───── Listing

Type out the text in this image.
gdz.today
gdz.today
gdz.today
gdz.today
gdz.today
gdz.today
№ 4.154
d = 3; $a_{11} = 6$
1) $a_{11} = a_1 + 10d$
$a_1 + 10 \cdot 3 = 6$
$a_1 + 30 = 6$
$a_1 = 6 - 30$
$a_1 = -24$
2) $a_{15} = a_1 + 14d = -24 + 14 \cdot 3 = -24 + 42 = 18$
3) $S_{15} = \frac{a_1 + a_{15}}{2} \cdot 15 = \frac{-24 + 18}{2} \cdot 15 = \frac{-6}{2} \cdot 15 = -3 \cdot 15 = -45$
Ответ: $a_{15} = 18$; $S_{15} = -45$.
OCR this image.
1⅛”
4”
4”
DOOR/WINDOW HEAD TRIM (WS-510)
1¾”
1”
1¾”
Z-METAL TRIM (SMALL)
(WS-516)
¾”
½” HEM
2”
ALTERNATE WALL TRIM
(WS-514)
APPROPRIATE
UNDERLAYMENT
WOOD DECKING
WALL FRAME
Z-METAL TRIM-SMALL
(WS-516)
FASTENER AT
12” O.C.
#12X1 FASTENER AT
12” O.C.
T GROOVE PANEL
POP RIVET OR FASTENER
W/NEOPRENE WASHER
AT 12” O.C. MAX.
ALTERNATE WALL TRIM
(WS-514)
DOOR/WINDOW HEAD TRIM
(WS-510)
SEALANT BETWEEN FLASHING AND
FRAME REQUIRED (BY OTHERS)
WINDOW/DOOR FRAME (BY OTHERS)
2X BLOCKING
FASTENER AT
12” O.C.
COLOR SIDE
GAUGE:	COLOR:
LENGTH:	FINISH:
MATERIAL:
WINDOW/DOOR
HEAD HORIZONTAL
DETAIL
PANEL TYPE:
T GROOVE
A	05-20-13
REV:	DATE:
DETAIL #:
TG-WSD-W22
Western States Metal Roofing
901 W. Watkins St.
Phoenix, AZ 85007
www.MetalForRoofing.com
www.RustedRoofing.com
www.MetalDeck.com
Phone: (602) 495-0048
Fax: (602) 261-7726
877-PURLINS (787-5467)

──────────

### What you have to do
Lines that hold "DOOR" are the ones to copy; find all of them.

### Written response
DOOR/WINDOW HEAD TRIM (WS-510)
DOOR/WINDOW HEAD TRIM
WINDOW/DOOR FRAME (BY OTHERS)
WINDOW/DOOR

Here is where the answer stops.